• [Extrait choisi]
--- --- ---

Cette année là un autre vaccin, administré par voie orale celui là, est mis au point par Albert Sabin, aux Etats-Unis également. Albert Sabin est d’origine russe, juif ashkénaze, de son vrai nom Saperstein qu’il a abandonné en s’installant aux Etats-Unis. C’est un véritable biologiste touche à tout, remarqué par la diversité de ses trouvailles. Il a laissé son nom à un test de diagnostic de Toxoplasmose très élégant, qui a longtemps été utilisé dans nos labos. Mais, devant le succès de celui de Jonas Salk, pourquoi continuer sur la piste d’un autre vaccin ? Albert croit en la simplicité de son vaccin, à sa grande efficacité. Il a réussi à atténuer le virus, qui n’est plus infectieux, mais simplement immunisant, en restant vivant. Il le teste avec succès sur lui-même, sa famille, et des prisonniers d’un pénitencier. La même année , il est invité par l’industriel Charles Mérieux à Lyon . Ce dernier est le fils d’un Pastorien, qui a créé à Lyon un laboratoire privé de fabrication de vaccins. Charles Mérieux a l’excellente idée d’inviter les équipes de vaccinologues du monde entier pour « standardiser les procédures », au cours d’un colloque. Parler un langage commun, quoi de plus important pour rapprocher les hommes ?

Guy Grandjean

Il cherche un lieu, demande au maire de l’époque, celui dont j’ai parlé il y a peu, qui avait considéré les aliénés « comme des déchets ». Cet ancien Président du conseil lui offre la mairie, à la condition qu’il invite les Russes, auxquels Charles n’avaient pas pensé, refroidi par quelques visites antérieures. Nous sommes en pleine guerre froide. Mais les chercheurs recherchent la coopération. L’enjeu humain , énorme, les rapproche, même si ils sont bien souvent concurrents. Albert Sabin voit en l’ URSS un endroit simple de tester en grand son vaccin. Il donne donc ses souches atténuées à un virologiste Russe de haut vol, Mikhaïl Tchoumakov. Celui qui a découvert entre autres, l’agent de l’encéphalite à tiques, dont il a d’ailleurs été la victime en le manipulant : il y a laissé son ouïe et la motricité de son bras droit. Cette coopération sera très fructueuse, et permettra à la Russie de proposer ce vaccin efficace, sur, et de faible coût, à un grand nombre de pays. En peu de temps, la Russie sera débarrassée de la polio par une politique originale et efficace. Elle organise à travers tout ce vaste pays des lâchers de bonbons vaccins par hélicoptère. Il faut trois doses, donc trois fois les hélicoptères sillonneront ces vastes étendues pour y semer dans les villages des pochons de gâteries. Les responsables savent bien que si par gourmandise, les enfants en prennent plusieurs, aucun effet délétère ne s’en suivra. Elle ne recherche pas une vaccination touchant 100 % de la population, elle sait bien qu’elle n’est pas assez bien administrée pour cette politique qui sera suivie méticuleusement par des « petits » pays mieux organisés. Elle pense qu’en vaccinant le plus grand nombre, le virus circulera moins : et c’est ce qu’il se passe . En peu d’années elle devient pratiquement indemne de la maladie. Dans les années 1960, les Russes annoncent laconiquement aux occidentaux qu’ils ont vacciné 100 millions de personnes avec succès; certains observateurs pensèrent  » bluff, » mais ils avaient tort.

--- --- ---

[Items issus d'un jeu de données]

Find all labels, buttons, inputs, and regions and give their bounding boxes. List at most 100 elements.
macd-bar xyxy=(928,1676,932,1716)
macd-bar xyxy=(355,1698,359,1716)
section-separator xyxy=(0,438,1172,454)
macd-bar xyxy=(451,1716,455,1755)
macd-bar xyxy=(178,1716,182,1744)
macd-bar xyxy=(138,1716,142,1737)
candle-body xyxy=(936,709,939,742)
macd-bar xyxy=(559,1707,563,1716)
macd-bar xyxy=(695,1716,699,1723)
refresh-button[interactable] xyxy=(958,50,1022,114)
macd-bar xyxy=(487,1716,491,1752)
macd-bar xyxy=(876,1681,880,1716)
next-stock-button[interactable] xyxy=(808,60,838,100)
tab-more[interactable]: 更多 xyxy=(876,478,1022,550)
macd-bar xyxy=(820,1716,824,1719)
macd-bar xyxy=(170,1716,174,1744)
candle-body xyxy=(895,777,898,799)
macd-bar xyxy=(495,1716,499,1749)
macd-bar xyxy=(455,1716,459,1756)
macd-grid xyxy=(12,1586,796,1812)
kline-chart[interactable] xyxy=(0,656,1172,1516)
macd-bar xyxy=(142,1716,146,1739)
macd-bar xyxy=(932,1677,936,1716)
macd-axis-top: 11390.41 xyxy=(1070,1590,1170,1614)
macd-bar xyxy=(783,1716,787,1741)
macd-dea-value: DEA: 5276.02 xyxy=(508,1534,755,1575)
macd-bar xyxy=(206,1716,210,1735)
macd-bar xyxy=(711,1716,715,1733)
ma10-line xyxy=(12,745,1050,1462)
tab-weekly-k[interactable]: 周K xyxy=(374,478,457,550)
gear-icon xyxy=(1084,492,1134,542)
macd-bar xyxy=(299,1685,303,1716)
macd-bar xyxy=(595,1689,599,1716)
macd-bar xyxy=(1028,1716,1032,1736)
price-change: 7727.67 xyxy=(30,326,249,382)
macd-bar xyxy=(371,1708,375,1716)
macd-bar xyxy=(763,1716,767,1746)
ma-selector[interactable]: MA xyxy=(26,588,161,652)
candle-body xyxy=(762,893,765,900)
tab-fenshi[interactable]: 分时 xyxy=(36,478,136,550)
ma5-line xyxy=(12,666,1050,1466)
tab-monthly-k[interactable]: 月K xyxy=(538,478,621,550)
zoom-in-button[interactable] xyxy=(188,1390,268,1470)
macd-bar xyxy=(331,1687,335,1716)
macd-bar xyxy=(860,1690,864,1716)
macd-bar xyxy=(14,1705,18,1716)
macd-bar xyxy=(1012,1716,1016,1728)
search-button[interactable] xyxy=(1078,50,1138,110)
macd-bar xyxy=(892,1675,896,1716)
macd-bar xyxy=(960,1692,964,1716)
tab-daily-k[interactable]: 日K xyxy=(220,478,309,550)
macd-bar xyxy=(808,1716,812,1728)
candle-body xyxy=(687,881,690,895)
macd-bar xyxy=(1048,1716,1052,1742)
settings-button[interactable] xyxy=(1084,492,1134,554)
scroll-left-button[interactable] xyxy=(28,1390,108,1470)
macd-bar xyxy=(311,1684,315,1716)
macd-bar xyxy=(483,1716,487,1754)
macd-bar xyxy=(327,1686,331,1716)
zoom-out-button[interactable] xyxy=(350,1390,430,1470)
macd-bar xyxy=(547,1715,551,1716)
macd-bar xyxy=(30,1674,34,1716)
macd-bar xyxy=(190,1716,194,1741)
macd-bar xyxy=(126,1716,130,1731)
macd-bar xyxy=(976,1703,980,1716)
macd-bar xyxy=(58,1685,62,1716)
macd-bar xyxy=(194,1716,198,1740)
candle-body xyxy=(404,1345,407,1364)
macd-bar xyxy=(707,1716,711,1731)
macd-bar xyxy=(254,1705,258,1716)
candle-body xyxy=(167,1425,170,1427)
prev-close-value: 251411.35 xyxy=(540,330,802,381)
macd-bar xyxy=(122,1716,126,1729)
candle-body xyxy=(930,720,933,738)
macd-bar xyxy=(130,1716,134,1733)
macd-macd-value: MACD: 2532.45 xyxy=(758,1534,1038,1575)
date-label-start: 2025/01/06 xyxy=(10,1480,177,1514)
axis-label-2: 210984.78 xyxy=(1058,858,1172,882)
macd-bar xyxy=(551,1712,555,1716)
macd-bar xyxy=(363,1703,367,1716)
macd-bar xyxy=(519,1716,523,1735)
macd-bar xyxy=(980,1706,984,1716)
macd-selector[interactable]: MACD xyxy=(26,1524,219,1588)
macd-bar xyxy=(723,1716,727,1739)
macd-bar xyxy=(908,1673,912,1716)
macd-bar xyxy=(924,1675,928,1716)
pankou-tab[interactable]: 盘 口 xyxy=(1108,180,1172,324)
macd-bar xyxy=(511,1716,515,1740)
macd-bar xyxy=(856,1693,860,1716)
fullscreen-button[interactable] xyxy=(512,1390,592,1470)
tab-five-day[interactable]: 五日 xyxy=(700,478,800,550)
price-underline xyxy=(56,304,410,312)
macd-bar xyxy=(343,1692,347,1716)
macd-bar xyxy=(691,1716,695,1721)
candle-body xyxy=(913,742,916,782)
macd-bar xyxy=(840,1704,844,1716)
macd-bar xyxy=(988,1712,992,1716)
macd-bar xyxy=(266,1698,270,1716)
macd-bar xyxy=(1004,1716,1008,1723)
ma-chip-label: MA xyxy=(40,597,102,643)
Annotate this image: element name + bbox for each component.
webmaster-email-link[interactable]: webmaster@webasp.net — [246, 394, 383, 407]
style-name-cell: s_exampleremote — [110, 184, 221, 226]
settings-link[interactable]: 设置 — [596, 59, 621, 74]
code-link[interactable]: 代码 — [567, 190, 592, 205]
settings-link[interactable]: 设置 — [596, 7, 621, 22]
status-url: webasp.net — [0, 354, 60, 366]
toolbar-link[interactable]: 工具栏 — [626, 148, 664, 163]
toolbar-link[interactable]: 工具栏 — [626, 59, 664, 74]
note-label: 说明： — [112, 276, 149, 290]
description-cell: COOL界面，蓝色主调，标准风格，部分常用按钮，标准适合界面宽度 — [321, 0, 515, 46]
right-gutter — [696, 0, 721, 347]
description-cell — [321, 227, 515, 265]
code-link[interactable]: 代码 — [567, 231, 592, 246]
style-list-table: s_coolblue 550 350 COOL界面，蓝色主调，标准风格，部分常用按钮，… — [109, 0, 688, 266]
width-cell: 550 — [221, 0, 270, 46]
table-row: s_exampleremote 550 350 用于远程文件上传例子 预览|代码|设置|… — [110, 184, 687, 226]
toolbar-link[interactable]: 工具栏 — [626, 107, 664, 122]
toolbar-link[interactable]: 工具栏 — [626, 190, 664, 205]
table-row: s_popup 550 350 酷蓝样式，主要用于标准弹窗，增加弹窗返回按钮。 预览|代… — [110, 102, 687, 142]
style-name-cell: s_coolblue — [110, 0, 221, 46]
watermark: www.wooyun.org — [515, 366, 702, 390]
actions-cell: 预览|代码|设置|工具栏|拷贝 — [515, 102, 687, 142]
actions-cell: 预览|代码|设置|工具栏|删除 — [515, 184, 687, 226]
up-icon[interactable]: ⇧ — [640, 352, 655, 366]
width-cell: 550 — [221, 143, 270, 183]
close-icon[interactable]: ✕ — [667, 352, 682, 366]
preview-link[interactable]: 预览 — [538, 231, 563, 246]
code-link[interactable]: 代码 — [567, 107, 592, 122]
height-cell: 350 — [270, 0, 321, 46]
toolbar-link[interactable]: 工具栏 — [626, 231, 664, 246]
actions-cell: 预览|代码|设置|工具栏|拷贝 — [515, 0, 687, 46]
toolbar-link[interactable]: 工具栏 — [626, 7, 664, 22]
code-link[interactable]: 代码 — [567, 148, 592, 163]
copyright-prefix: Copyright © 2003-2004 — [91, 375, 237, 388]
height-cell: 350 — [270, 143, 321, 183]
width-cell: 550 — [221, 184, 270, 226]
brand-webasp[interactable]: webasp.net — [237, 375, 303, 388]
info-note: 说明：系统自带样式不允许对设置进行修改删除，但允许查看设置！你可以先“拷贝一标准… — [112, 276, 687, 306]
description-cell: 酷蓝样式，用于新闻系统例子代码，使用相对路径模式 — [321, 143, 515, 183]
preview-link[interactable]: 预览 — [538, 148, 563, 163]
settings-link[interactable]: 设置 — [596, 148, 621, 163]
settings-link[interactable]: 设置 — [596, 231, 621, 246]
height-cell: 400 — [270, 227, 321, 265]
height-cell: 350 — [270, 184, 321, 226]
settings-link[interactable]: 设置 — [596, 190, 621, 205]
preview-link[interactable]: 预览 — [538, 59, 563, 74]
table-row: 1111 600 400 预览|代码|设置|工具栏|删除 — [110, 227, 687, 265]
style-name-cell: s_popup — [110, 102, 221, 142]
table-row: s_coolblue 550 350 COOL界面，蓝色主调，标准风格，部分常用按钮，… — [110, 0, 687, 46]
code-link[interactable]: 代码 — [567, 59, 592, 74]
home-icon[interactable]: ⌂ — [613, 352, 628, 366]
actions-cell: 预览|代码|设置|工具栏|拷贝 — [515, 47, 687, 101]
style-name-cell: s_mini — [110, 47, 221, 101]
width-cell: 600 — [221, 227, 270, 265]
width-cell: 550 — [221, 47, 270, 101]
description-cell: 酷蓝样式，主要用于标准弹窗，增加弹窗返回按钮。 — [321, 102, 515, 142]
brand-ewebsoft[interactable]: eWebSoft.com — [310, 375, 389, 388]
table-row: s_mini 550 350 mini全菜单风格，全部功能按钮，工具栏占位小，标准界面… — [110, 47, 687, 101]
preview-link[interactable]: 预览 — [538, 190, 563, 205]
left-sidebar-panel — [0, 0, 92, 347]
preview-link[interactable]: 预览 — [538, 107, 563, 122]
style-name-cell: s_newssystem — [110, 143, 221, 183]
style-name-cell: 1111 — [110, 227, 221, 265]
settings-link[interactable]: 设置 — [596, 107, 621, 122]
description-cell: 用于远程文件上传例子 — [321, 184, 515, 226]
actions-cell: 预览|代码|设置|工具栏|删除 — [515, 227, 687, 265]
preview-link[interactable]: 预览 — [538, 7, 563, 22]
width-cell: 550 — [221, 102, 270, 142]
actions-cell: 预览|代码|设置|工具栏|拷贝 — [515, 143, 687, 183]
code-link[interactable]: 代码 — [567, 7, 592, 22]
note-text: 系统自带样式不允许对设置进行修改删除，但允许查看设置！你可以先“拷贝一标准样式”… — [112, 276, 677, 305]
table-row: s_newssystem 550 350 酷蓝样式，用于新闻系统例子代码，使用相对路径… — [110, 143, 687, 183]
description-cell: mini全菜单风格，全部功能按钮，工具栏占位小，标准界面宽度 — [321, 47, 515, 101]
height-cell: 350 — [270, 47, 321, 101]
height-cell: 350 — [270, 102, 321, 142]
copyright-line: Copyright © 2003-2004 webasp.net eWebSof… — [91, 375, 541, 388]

--- --- ---

• [Consigne A] D'après l'extrait sur le vaccin oral d'Albert Sabin, quel était le véritable nom de ce biologiste avant son installation aux États-Unis ?
• [Consigne B] Poursuivez le récit consacré au vaccin oral d'Albert Sabin après sa dernière phrase.

• [Réponse finale A] Saperstein.

• [Réponse finale B]
Guy Grandjean

 

 2021 est possiblement l’année des derniers cas de polio sur notre bonne vieille terre, en tout cas pour 2022, on y croit.  Si le vaccin oral a fait 99 % du travail, c’est maintenant celui de Jonas Salk qui seul, va être utilisé pour en finir avec ce virus maudit.

L’Afghanistan, le Pakistan sont les deux derniers pays déclarant des cas de maladie. Les refus, pour des raisons religieuses obscures semblent avoir cédé.

Guy Grandjean

Je repense à ces sucres que notre maman nous avait offert, très émue de nous protéger, et aussi simplement. Elle qui n’aimait pas les vaccinations, elle qui détestait nous voir piquer, une sucrerie pour ses enfants, quoi de plus doux.

Eau du puits : le plus petit animal tombant dans le puits pouvait corrompre l'eau ...
Eau du puits : le plus petit animal tombant dans le puits pouvait corrompre l’eau …

 

 

 

 

Les vaccins croquettes : furent utilisés pour éliminer la rage des pays européens. Le dernier animal concerné étant le renard, il fut vacciné en masse par des lâchers de croquettes par hélicoptère. Voir le post « écume de rage ».